**Data listing:**
=-=-=-=-=

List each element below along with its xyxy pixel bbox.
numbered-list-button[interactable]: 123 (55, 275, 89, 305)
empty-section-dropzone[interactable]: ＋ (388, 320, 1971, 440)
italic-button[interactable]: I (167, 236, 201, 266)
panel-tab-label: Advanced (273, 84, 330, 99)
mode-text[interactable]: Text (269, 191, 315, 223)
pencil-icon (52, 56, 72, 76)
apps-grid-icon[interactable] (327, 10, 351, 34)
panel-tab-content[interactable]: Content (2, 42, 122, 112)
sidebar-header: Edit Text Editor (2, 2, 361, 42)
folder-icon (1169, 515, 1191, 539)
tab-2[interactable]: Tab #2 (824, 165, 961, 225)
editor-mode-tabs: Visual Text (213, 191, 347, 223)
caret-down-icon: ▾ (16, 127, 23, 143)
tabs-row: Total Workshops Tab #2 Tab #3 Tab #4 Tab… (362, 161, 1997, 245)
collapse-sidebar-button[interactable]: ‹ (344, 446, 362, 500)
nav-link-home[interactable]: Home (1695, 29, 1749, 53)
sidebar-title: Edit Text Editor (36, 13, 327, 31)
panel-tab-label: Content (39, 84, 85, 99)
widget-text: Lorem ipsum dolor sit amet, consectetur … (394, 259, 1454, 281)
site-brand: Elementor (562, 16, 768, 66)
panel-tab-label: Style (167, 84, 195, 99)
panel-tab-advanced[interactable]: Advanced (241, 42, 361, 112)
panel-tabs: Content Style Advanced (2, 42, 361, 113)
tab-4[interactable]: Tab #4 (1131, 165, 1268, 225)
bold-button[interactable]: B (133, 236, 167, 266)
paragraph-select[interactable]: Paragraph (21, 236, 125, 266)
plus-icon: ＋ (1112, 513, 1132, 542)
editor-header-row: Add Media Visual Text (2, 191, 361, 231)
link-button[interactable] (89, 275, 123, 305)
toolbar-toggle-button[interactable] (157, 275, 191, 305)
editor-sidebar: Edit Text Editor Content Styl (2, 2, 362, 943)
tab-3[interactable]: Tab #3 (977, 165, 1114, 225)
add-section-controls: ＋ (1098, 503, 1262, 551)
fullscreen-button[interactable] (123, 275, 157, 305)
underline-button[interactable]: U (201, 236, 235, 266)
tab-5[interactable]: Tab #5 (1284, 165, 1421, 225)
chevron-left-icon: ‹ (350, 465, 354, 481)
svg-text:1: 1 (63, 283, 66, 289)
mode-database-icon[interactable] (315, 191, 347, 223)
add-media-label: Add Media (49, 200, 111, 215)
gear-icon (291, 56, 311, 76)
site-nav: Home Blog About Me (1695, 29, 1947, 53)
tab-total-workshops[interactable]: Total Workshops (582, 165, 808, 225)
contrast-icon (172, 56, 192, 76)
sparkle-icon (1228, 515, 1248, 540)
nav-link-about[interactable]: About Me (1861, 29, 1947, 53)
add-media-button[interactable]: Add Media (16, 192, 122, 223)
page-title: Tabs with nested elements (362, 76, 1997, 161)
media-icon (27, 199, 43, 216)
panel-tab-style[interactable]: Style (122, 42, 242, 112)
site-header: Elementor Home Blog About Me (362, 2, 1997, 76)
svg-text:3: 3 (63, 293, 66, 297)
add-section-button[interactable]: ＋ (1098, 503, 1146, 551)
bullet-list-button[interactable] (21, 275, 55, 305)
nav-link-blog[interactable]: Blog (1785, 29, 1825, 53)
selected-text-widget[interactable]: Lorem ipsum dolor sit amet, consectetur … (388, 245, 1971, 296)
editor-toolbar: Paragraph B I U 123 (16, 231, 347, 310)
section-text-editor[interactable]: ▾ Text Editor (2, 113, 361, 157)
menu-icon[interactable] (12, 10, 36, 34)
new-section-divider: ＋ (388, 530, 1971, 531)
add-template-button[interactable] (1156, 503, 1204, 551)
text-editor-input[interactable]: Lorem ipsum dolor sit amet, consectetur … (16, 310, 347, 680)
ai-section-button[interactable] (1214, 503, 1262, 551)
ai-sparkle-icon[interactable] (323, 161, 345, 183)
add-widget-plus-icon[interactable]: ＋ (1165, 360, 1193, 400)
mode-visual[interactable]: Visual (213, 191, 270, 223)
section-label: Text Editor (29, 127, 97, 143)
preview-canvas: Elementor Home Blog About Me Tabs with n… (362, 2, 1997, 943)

=-=-=-=-=

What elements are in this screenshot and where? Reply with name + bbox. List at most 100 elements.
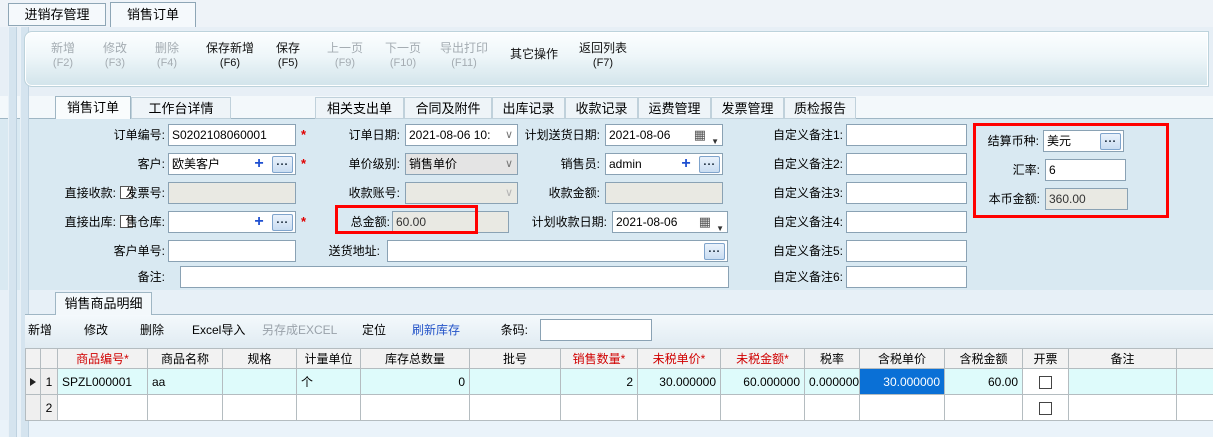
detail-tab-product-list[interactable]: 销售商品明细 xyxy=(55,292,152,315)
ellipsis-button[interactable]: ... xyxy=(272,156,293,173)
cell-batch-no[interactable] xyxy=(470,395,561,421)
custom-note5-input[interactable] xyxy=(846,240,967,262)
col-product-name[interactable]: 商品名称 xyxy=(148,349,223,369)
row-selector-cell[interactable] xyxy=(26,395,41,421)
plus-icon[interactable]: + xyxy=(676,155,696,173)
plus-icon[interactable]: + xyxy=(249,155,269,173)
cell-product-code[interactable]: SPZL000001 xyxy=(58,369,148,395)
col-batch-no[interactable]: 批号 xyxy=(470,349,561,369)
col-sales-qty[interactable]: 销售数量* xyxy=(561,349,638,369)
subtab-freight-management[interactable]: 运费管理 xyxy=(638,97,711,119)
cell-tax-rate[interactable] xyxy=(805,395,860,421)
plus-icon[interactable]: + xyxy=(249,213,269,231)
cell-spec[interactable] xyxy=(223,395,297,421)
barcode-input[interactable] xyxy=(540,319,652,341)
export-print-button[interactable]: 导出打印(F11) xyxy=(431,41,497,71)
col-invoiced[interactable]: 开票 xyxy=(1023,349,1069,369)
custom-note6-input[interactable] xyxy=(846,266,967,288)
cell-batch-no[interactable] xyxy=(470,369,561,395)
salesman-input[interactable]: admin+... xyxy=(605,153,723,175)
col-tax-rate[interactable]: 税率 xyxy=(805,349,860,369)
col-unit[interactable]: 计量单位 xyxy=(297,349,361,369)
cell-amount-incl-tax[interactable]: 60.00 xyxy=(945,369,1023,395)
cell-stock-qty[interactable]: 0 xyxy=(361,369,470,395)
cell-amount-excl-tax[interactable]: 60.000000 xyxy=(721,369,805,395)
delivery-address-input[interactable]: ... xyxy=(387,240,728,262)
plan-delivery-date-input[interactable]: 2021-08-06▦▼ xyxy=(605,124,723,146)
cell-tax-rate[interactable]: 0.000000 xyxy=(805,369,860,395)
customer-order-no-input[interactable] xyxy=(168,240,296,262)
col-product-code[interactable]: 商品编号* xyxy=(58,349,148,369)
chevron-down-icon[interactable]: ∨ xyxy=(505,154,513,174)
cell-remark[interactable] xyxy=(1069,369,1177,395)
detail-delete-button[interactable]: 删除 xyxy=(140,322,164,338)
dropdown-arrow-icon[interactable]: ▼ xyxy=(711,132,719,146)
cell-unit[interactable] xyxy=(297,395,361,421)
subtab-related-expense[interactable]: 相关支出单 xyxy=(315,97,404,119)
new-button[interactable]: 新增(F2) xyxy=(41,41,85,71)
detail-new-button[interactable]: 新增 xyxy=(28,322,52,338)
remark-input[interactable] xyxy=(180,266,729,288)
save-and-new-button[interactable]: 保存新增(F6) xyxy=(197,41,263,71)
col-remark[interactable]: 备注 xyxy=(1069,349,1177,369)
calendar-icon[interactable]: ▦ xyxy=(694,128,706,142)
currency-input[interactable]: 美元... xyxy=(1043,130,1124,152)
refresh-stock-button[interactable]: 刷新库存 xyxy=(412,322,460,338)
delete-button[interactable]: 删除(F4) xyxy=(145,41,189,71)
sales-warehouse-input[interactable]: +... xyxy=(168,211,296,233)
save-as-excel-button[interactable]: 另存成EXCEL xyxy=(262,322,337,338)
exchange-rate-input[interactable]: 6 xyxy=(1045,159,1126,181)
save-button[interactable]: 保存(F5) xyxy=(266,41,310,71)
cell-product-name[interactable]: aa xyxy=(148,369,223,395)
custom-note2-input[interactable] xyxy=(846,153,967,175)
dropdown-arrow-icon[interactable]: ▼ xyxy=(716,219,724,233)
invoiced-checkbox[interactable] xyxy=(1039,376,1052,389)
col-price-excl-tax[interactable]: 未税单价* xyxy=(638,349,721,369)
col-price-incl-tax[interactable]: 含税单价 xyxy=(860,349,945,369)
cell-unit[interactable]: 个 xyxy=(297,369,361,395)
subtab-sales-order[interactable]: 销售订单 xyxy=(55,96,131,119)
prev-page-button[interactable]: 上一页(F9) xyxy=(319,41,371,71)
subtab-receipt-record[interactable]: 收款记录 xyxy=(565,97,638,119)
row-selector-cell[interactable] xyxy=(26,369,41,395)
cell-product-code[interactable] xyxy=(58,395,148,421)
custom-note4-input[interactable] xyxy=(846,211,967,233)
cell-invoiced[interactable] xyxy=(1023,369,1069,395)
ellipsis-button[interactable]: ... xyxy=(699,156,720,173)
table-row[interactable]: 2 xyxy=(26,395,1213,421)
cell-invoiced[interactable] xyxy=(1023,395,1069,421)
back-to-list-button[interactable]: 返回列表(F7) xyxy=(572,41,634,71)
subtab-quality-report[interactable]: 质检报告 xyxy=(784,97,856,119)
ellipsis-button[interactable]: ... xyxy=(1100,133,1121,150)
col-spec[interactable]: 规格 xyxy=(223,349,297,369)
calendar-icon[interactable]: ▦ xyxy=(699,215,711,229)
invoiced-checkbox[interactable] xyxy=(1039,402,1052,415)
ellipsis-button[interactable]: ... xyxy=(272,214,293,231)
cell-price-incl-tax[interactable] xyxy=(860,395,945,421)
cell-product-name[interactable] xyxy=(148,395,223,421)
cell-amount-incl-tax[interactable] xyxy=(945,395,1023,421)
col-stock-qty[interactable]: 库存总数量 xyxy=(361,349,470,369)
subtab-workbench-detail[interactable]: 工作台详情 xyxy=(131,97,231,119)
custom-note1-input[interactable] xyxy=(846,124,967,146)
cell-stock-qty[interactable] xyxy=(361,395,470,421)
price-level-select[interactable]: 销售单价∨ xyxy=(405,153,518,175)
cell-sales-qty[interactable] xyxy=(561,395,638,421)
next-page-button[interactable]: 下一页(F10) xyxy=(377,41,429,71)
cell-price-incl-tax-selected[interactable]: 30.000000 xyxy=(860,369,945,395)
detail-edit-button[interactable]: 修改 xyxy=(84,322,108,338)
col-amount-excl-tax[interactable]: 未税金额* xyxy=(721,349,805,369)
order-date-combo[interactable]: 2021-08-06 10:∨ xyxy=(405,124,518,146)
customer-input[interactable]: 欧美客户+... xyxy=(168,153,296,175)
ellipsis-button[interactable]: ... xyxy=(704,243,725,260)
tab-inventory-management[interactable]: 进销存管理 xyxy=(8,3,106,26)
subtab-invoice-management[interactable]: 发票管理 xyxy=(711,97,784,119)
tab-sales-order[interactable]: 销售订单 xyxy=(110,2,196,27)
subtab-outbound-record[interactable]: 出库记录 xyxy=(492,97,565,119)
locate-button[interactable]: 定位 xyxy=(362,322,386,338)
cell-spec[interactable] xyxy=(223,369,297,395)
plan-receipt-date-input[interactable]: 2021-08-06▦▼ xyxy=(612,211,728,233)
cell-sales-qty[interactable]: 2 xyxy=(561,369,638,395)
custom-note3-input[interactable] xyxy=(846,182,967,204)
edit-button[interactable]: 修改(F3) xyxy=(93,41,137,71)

=-=-=-=-=

**Written problem:** Copy the lines of the data word for word, starting with the line that contains "List each element" and going on through the line that contains "panel-tab-label: Style (167, 84, 195, 99)", with both of those lines included.

**Task answer:**
List each element below along with its xyxy pixel bbox.
numbered-list-button[interactable]: 123 (55, 275, 89, 305)
empty-section-dropzone[interactable]: ＋ (388, 320, 1971, 440)
italic-button[interactable]: I (167, 236, 201, 266)
panel-tab-label: Advanced (273, 84, 330, 99)
mode-text[interactable]: Text (269, 191, 315, 223)
pencil-icon (52, 56, 72, 76)
apps-grid-icon[interactable] (327, 10, 351, 34)
panel-tab-content[interactable]: Content (2, 42, 122, 112)
sidebar-header: Edit Text Editor (2, 2, 361, 42)
folder-icon (1169, 515, 1191, 539)
tab-2[interactable]: Tab #2 (824, 165, 961, 225)
editor-mode-tabs: Visual Text (213, 191, 347, 223)
caret-down-icon: ▾ (16, 127, 23, 143)
tabs-row: Total Workshops Tab #2 Tab #3 Tab #4 Tab… (362, 161, 1997, 245)
collapse-sidebar-button[interactable]: ‹ (344, 446, 362, 500)
nav-link-home[interactable]: Home (1695, 29, 1749, 53)
sidebar-title: Edit Text Editor (36, 13, 327, 31)
panel-tab-label: Content (39, 84, 85, 99)
widget-text: Lorem ipsum dolor sit amet, consectetur … (394, 259, 1454, 281)
site-brand: Elementor (562, 16, 768, 66)
panel-tab-label: Style (167, 84, 195, 99)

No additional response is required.